Jul 24, 2021
GCP VM Instance Stop Experiment for LitmusChaos
This blog is a beginner-friendly guide for the GCP VM Instance Stop chaos experiment for LitmusChaos. The experiment causes the shutdown of one or more GCP VM instances for a specified duration of time and later restarts them. The broad objective of this experiment is to extend the principles of cloud-native chaos engineering to non-Kubernetes targets while ensuring resiliency for all kinds of targets, be it Kubernetes or non-Kubernetes ones, as a part of a single chaos workflow for the entirety of a business.
At the time of writing this blog, the experiment is available only as a technical preview in the chaos hub, but in the upcoming releases, the experiment will surely become an integral part of the chaos hub. That being said, we can still access and execute the experiment without any problem, as I am about to show you in this blog.
Pre-Requisites
Before we begin with the steps of the experiment, let’s check the pre-requisites for performing this experiment:
- A GCP project containing the target VM instances
- A GCP Service Account having sufficient permissions to stop or start the VM Instances
- A Kubernetes cluster with Litmus 2.0 installed
STEP 1: Updating The Chaos Hub
Browse and log in to your Litmus portal. You should be on the dashboard.
Select ChaosHubs. Here you’d be able to see the default ChaosHub.
Choose to Edit the default Chaos Hub and instead of the v1.13.x
branch,
choose the master
branch.
Click Submit Now. Now you’d be able to access all the experiments, even those under the technical preview. To confirm that the experiments have been added successfully, click on Chaos Hub and view the Chaos Hub.
You should see the GCP Experiments listed here. Now we are all set to begin the steps of the experiment.
STEP 2: Setting Up the Chaos Experiment
We’d be using the experiment docs to help us with a few steps.
In this demo, we will inject chaos into two VM instances named
test-instance
and test-instance-1
, belonging to the zones
us-central1-a
and us-central1-b
respectively, belonging to the GCP
project “Litmus GCP Instance Delete” with the ID of
litmus-gcp-instance-delete
.
Please notice that the instances are in a running state initially, before
the injection of the chaos. Now that we have our instances ready, we can
set up our experiment. Before scheduling the chaos experiment, we need to
make the GCP Service Account credentials available to Litmus, so that the
instances can be shut down and later started as part of the experiment. To
do that, we’d make a Kubernetes secret named secret.yaml
as follows:
apiVersion: v1 kind: Secret metadata: name: cloud-secret type: Opaque stringData: type: "service_account" project_id: "litmus-gcp-instance-delete" private_key_id: "9e0jacc5e0abb74f3426df51c0ca5065904c6beb" private_key: -----BEGIN PRIVATE KEY-----\nMIIEvgIBADANBgkqhkiG9w0BAQEJAASCBKgwggSkAgEAAoIBAQD1JSTjKKN5CCGF\nUsWnaCHfFOReX6wDT+toYz065z5t4cYq3wb/RUGJz4q6n0Z> client_email: "experiment-demo@litmus-gcp-instance-delete.iam.gserviceaccount.com" client_id: "123476663820197864518297" auth_uri: "https://accounts.google.com/o/oauth2/auth" token_uri: "https://oauth2.googleapis.com/token" auth_provider_x509_cert_url: "https://www.googleapis.com/oauth2/v1/certs" client_x509_cert_url: "https://www.googleapis.com/robot/v1/metadata/x509/experiment-demo%40litmus-gcp-instance-delete.iam.gserviceaccount.com"

◆ DATASET EXCERPT
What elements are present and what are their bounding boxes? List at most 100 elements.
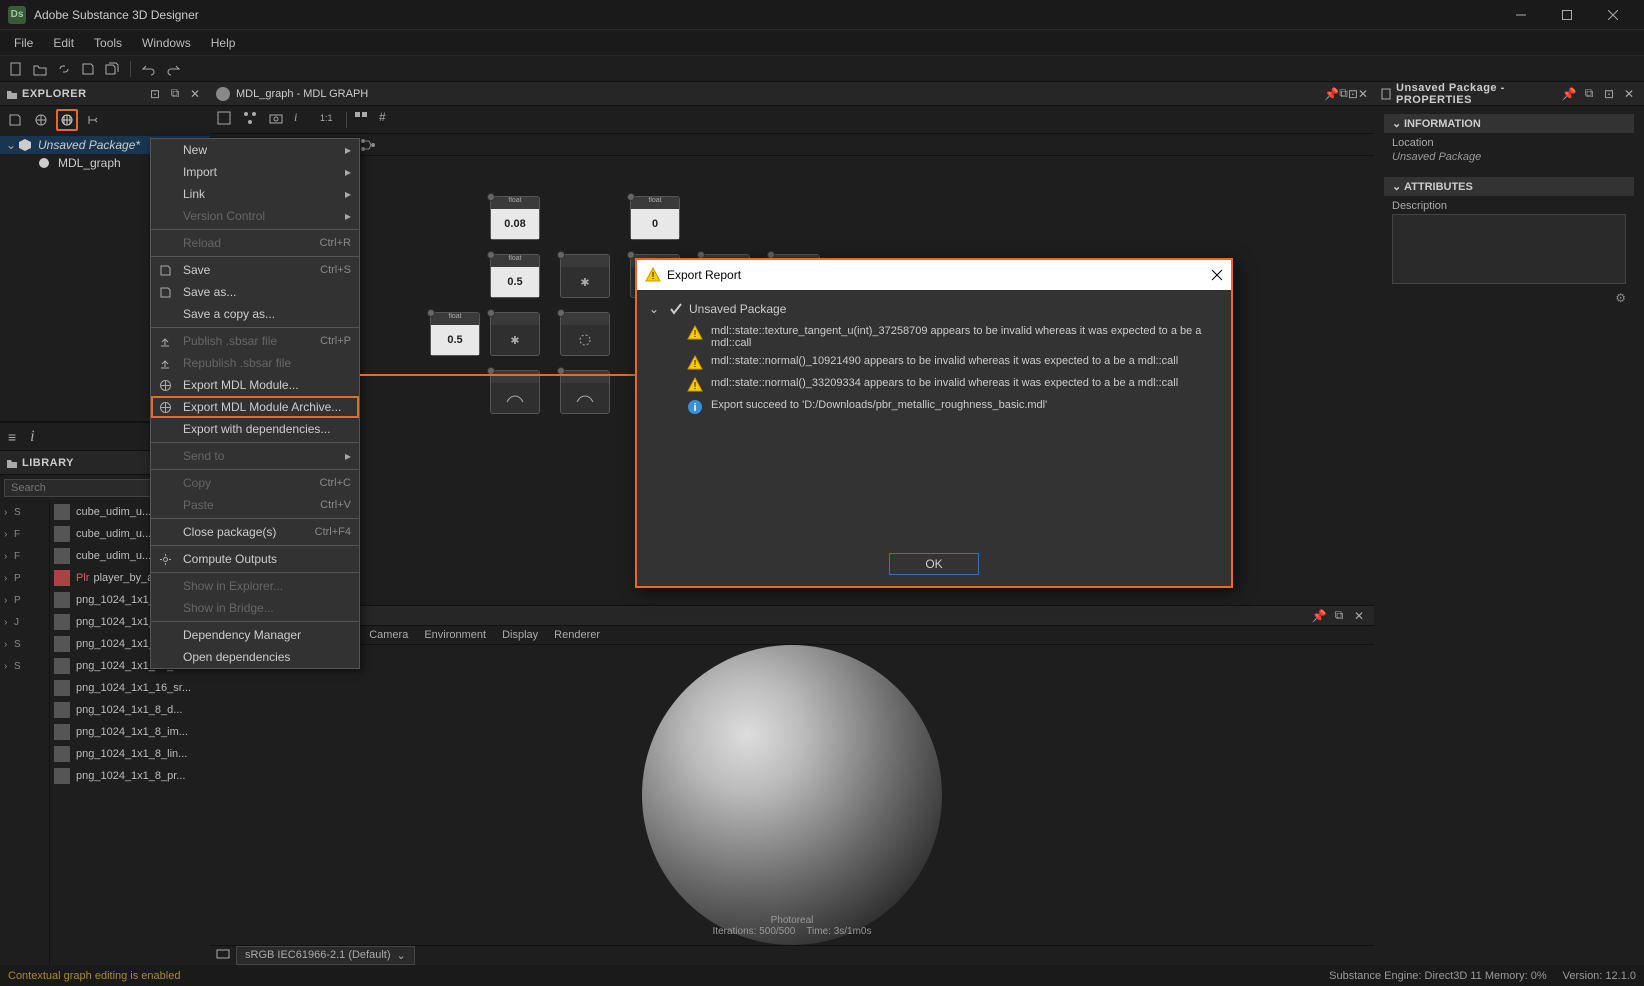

◆ SET PROBLEM 1
In the GCP VM Instance Stop guide, which version of Litmus must be installed on the Kubernetes cluster?
◆ SET PROBLEM 2
Translate into Spanish this sentence from the GCP VM Instance Stop guide: "The experiment causes the shutdown of one or more GCP VM instances for a specified duration of time and later restarts them."
◆ SET PROBLEM 3
In the GCP VM Instance Stop guide, write out everything from "Choose to Edit" down to "view the Chaos Hub.".
The lines above can be set aside.

◆ EXERCISE RESPONSE 1
Litmus 2.0

◆ EXERCISE RESPONSE 2
El experimento provoca el apagado de una o más instancias de VM de GCP durante un período de tiempo especificado y luego las reinicia.

◆ EXERCISE RESPONSE 3
Choose to Edit the default Chaos Hub and instead of the v1.13.x
branch,
choose the master
branch.
Click Submit Now. Now you’d be able to access all the experiments, even those under the technical preview. To confirm that the experiments have been added successfully, click on Chaos Hub and view the Chaos Hub.